WHAT IS REQUIRED | Every entry must be duplicated precisely as written.

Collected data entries
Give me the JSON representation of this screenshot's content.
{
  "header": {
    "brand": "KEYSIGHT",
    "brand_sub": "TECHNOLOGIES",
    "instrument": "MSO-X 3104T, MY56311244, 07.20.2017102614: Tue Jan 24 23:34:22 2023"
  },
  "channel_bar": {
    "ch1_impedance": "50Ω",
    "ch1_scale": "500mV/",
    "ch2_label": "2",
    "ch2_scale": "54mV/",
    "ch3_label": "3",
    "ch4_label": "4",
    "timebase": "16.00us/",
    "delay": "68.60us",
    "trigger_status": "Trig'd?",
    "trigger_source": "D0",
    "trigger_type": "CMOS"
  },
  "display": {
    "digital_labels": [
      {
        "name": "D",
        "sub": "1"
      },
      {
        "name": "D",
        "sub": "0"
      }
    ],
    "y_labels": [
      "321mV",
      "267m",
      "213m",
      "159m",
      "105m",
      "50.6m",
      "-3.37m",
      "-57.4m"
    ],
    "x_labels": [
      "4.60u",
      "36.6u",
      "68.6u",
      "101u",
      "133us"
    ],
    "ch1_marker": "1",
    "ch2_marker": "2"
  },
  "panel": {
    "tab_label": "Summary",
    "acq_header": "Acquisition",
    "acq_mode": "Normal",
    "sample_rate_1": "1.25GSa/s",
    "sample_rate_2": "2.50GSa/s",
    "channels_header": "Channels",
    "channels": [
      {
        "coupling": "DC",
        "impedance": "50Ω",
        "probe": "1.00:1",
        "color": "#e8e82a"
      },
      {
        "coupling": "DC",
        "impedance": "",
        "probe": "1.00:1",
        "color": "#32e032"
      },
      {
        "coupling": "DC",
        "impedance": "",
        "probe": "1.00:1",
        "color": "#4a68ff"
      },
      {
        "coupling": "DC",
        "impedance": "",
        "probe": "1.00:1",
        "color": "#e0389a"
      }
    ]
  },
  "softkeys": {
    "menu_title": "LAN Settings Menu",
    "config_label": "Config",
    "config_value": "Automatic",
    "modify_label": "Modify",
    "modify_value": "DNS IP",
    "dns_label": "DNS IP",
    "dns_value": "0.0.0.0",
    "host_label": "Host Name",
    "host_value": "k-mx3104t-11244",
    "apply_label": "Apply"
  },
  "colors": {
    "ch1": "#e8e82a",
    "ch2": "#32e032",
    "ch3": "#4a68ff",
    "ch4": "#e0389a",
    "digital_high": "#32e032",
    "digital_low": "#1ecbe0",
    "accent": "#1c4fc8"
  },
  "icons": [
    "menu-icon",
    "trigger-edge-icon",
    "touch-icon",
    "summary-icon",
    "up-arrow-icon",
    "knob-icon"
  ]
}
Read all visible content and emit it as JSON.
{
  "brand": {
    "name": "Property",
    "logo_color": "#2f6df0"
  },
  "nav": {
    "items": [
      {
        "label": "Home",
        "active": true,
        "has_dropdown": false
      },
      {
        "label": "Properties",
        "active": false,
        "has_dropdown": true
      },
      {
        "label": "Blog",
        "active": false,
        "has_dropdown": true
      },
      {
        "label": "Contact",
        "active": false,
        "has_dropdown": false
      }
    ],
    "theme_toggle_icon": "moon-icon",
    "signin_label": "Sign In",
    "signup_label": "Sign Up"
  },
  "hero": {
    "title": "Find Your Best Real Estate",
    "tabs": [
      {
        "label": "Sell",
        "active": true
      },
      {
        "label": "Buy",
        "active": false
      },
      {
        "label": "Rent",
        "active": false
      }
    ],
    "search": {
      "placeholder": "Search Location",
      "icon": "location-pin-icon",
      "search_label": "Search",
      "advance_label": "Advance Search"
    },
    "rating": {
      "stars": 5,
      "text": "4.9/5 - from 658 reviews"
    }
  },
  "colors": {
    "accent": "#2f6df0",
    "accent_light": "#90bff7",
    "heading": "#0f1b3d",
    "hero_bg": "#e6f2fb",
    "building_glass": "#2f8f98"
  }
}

TASK SOLUTION |
Give me the JSON representation of this screenshot's content.
{
  "header": {
    "brand": "KEYSIGHT",
    "brand_sub": "TECHNOLOGIES",
    "instrument": "MSO-X 3104T, MY56311244, 07.20.2017102614: Tue Jan 24 23:34:22 2023"
  },
  "channel_bar": {
    "ch1_impedance": "50Ω",
    "ch1_scale": "500mV/",
    "ch2_label": "2",
    "ch2_scale": "54mV/",
    "ch3_label": "3",
    "ch4_label": "4",
    "timebase": "16.00us/",
    "delay": "68.60us",
    "trigger_status": "Trig'd?",
    "trigger_source": "D0",
    "trigger_type": "CMOS"
  },
  "display": {
    "digital_labels": [
      {
        "name": "D",
        "sub": "1"
      },
      {
        "name": "D",
        "sub": "0"
      }
    ],
    "y_labels": [
      "321mV",
      "267m",
      "213m",
      "159m",
      "105m",
      "50.6m",
      "-3.37m",
      "-57.4m"
    ],
    "x_labels": [
      "4.60u",
      "36.6u",
      "68.6u",
      "101u",
      "133us"
    ],
    "ch1_marker": "1",
    "ch2_marker": "2"
  },
  "panel": {
    "tab_label": "Summary",
    "acq_header": "Acquisition",
    "acq_mode": "Normal",
    "sample_rate_1": "1.25GSa/s",
    "sample_rate_2": "2.50GSa/s",
    "channels_header": "Channels",
    "channels": [
      {
        "coupling": "DC",
        "impedance": "50Ω",
        "probe": "1.00:1",
        "color": "#e8e82a"
      },
      {
        "coupling": "DC",
        "impedance": "",
        "probe": "1.00:1",
        "color": "#32e032"
      },
      {
        "coupling": "DC",
        "impedance": "",
        "probe": "1.00:1",
        "color": "#4a68ff"
      },
      {
        "coupling": "DC",
        "impedance": "",
        "probe": "1.00:1",
        "color": "#e0389a"
      }
    ]
  },
  "softkeys": {
    "menu_title": "LAN Settings Menu",
    "config_label": "Config",
    "config_value": "Automatic",
    "modify_label": "Modify",
    "modify_value": "DNS IP",
    "dns_label": "DNS IP",
    "dns_value": "0.0.0.0",
    "host_label": "Host Name",
    "host_value": "k-mx3104t-11244",
    "apply_label": "Apply"
  },
  "colors": {
    "ch1": "#e8e82a",
    "ch2": "#32e032",
    "ch3": "#4a68ff",
    "ch4": "#e0389a",
    "digital_high": "#32e032",
    "digital_low": "#1ecbe0",
    "accent": "#1c4fc8"
  },
  "icons": [
    "menu-icon",
    "trigger-edge-icon",
    "touch-icon",
    "summary-icon",
    "up-arrow-icon",
    "knob-icon"
  ]
}
Read all visible content and emit it as JSON.
{
  "brand": {
    "name": "Property",
    "logo_color": "#2f6df0"
  },
  "nav": {
    "items": [
      {
        "label": "Home",
        "active": true,
        "has_dropdown": false
      },
      {
        "label": "Properties",
        "active": false,
        "has_dropdown": true
      },
      {
        "label": "Blog",
        "active": false,
        "has_dropdown": true
      },
      {
        "label": "Contact",
        "active": false,
        "has_dropdown": false
      }
    ],
    "theme_toggle_icon": "moon-icon",
    "signin_label": "Sign In",
    "signup_label": "Sign Up"
  },
  "hero": {
    "title": "Find Your Best Real Estate",
    "tabs": [
      {
        "label": "Sell",
        "active": true
      },
      {
        "label": "Buy",
        "active": false
      },
      {
        "label": "Rent",
        "active": false
      }
    ],
    "search": {
      "placeholder": "Search Location",
      "icon": "location-pin-icon",
      "search_label": "Search",
      "advance_label": "Advance Search"
    },
    "rating": {
      "stars": 5,
      "text": "4.9/5 - from 658 reviews"
    }
  },
  "colors": {
    "accent": "#2f6df0",
    "accent_light": "#90bff7",
    "heading": "#0f1b3d",
    "hero_bg": "#e6f2fb",
    "building_glass": "#2f8f98"
  }
}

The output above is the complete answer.